### Given passage
.....
Burayka


Burayka was a Palestinian Arab village in the Haifa Subdistrict. It was depopulated during the 1947–1948 Civil War in Mandatory Palestine on May 5, 1948. It was located 29 km south of Haifa.

History

The Crusaders called the place for Broiquet. In 1265, Burayka was among the villages and estates sultan Baibars allocated to his amirs after he had expelled the Crusaders. Half of the income from Burayka went to his emir Jamal al-Din Musa b. Yaghmur, the other half to emir 'Alam al-Din Sanjar al-Hilli al-Ghazzawi.

Ottoman era

In 1882, the PEF's Survey of Western Palestine described it as "a small village on a hill-top, with a well to the north, and wooded country round." A population list from about 1887 showed that Bureikeh had about 115 inhabitants, all Muslim.
A school, founded in 1889 during the Ottoman period, was located in the village, but was closed during the British Mandate period.

British Mandate era

In the 1922 census of Palestine, conducted by the British Mandate authorities, Ibraikeh had a population of 249, all Muslims, increasing in the 1931 census to 237, still all Muslims, in 45 houses.
.....
### Dataset
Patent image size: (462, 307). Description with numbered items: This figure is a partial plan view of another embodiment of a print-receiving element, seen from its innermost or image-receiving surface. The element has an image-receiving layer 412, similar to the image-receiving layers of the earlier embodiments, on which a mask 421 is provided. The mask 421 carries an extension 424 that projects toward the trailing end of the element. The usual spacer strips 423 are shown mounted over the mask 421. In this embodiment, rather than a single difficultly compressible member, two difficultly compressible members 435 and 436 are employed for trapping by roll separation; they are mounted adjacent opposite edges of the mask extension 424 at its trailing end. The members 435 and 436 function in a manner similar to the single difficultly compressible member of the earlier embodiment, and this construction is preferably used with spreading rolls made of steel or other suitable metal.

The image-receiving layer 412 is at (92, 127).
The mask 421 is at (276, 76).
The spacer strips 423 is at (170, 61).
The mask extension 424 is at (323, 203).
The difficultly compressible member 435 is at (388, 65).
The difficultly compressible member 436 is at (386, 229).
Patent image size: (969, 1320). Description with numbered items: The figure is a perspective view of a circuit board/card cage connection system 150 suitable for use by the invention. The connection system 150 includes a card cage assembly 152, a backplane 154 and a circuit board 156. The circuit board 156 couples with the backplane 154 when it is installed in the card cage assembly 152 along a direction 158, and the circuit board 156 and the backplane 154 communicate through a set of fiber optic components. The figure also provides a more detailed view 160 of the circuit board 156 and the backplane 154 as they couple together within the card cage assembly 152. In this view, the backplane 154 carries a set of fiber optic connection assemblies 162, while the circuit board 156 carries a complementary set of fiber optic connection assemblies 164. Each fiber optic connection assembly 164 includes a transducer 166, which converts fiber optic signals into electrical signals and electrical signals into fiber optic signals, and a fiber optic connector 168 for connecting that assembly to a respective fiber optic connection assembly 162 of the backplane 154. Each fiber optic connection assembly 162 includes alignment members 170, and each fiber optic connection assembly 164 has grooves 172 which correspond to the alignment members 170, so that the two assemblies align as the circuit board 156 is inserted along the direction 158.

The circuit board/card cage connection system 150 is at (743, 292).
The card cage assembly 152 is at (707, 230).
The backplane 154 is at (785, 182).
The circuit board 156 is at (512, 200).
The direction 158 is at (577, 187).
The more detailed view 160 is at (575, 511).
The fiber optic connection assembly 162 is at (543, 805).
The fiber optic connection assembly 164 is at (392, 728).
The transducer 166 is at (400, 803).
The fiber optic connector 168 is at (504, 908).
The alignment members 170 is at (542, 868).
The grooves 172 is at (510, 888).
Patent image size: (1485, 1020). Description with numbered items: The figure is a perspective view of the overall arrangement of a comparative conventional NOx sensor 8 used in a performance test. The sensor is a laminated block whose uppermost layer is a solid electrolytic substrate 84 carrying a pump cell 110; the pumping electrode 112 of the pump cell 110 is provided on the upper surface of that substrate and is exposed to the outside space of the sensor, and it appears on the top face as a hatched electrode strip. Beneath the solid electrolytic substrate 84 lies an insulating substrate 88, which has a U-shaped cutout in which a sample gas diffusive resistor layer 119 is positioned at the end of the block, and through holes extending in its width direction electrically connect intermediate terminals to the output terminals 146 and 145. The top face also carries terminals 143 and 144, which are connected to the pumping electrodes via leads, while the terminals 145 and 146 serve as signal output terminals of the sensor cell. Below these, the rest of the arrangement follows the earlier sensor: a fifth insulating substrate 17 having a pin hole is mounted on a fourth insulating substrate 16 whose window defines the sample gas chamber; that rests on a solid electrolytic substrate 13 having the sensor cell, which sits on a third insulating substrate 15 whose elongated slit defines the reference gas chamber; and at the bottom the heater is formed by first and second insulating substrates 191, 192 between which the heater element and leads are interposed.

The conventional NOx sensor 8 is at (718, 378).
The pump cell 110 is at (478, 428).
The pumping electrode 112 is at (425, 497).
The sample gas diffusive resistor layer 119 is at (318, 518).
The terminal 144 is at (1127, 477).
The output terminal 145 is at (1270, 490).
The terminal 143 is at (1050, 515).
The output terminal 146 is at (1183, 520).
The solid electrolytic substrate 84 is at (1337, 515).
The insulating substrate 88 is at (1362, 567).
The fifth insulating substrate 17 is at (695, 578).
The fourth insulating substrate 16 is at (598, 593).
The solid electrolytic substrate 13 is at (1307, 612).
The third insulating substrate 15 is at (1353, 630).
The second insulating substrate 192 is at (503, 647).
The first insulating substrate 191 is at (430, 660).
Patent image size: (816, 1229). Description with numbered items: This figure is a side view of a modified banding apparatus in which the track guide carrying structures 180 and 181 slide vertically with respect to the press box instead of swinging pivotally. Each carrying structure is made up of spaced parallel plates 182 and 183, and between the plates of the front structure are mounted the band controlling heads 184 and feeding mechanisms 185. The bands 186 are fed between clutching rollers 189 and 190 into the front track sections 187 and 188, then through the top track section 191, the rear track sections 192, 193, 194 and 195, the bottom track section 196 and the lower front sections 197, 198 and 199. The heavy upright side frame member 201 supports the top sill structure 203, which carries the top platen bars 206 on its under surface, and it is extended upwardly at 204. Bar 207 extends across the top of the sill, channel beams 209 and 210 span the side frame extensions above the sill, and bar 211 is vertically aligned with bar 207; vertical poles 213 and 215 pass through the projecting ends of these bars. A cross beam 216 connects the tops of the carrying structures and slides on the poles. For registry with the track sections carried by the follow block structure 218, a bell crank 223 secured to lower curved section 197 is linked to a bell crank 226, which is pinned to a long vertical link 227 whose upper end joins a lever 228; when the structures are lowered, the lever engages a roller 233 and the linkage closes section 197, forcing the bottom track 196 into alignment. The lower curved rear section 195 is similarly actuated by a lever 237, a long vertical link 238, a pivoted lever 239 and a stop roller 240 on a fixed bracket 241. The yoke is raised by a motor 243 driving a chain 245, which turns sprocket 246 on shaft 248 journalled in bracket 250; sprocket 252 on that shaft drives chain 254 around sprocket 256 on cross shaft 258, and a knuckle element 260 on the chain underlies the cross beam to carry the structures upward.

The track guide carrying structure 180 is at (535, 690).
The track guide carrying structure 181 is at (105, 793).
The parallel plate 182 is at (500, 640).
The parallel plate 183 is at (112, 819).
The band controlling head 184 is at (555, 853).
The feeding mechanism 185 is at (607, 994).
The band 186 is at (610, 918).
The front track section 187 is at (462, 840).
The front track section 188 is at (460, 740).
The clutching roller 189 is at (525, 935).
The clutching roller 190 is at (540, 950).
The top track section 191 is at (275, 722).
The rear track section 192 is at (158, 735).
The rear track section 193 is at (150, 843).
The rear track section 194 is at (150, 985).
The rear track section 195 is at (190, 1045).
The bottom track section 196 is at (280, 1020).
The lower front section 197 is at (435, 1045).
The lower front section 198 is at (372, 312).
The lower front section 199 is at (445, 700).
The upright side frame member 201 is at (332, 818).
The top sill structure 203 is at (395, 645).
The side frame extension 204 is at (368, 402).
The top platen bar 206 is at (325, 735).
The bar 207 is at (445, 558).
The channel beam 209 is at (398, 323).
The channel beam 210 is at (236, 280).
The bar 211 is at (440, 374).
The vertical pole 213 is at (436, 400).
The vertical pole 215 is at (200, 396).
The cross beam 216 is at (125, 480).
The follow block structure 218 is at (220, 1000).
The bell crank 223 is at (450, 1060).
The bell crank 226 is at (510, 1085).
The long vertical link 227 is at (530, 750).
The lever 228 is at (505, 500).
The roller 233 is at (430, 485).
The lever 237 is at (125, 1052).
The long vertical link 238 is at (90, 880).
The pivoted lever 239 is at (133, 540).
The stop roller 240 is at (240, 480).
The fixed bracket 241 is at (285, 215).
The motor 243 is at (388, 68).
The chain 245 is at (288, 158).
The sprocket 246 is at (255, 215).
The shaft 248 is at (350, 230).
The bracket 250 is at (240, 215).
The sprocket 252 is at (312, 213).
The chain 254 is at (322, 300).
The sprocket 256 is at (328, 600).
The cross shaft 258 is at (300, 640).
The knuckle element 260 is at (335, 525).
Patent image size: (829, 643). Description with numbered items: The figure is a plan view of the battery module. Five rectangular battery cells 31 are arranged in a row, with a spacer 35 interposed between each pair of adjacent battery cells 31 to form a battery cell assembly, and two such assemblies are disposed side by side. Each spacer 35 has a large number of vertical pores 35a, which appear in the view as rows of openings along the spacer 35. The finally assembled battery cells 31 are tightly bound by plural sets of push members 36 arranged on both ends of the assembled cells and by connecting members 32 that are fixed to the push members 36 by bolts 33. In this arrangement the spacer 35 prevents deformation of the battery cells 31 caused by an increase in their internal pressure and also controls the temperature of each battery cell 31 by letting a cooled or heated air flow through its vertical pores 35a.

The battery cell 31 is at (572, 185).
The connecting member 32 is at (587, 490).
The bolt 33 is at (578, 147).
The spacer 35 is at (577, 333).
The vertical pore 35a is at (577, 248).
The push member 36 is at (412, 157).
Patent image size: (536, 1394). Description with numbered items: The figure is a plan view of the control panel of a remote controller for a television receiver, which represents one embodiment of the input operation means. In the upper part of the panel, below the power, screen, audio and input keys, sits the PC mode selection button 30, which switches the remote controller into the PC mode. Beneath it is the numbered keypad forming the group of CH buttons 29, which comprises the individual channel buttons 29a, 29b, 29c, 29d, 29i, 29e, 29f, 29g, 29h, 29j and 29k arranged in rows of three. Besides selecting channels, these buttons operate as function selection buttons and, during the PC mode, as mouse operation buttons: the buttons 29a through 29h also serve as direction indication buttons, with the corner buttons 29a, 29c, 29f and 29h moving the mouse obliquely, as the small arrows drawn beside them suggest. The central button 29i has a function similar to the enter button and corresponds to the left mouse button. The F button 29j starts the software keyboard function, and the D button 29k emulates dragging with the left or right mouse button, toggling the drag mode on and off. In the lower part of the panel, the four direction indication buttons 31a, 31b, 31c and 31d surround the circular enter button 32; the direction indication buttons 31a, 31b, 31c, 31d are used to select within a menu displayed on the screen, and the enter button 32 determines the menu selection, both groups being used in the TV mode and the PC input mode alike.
.....
### Actions to take
A. Copy the part of the Burayka article that lies between "Burayka was a Palestinian" and "inhabitants, all Muslim.", inclusive.
B. List every name or spelling that the Burayka article uses for the village.
C. Continue the article on the village of Burayka from the point where it ends.

### Responses to the exercise
A.
Burayka was a Palestinian Arab village in the Haifa Subdistrict. It was depopulated during the 1947–1948 Civil War in Mandatory Palestine on May 5, 1948. It was located 29 km south of Haifa.

History

The Crusaders called the place for Broiquet. In 1265, Burayka was among the villages and estates sultan Baibars allocated to his amirs after he had expelled the Crusaders. Half of the income from Burayka went to his emir Jamal al-Din Musa b. Yaghmur, the other half to emir 'Alam al-Din Sanjar al-Hilli al-Ghazzawi.

Ottoman era

In 1882, the PEF's Survey of Western Palestine described it as "a small village on a hill-top, with a well to the north, and wooded country round." A population list from about 1887 showed that Bureikeh had about 115 inhabitants, all Muslim.

B. Burayka, Broiquet, Bureikeh, Ibraikeh

C.
In the 1945 statistics the village had a population of 290 Muslims, and Arabs had a total of 1,864 dunams of land according to an official land and population survey. Of this, 78 dunams were for plantations and irrigable land, 1,538 for cereals, while 15 dunams were built-up land.

1948, aftermath

Initially, the villagers did not want to take part in the war, and they opposed garrisoning ALA militiamen in their village.
According to Yishuv sources, the AHC had in early March, 1948, ordered the villagers to evacuate, so that it could serve as a base for Arab irregular forces, However, most of the villagers seems to have stayed in the village at this stage. The village was finally depopulated in early May, in the aftermath of the Battle of Mishmar HaEmek, when IZL attacked the remaining villages in the area with mortar fire.
Today, a civilian explosives factory is located on the site.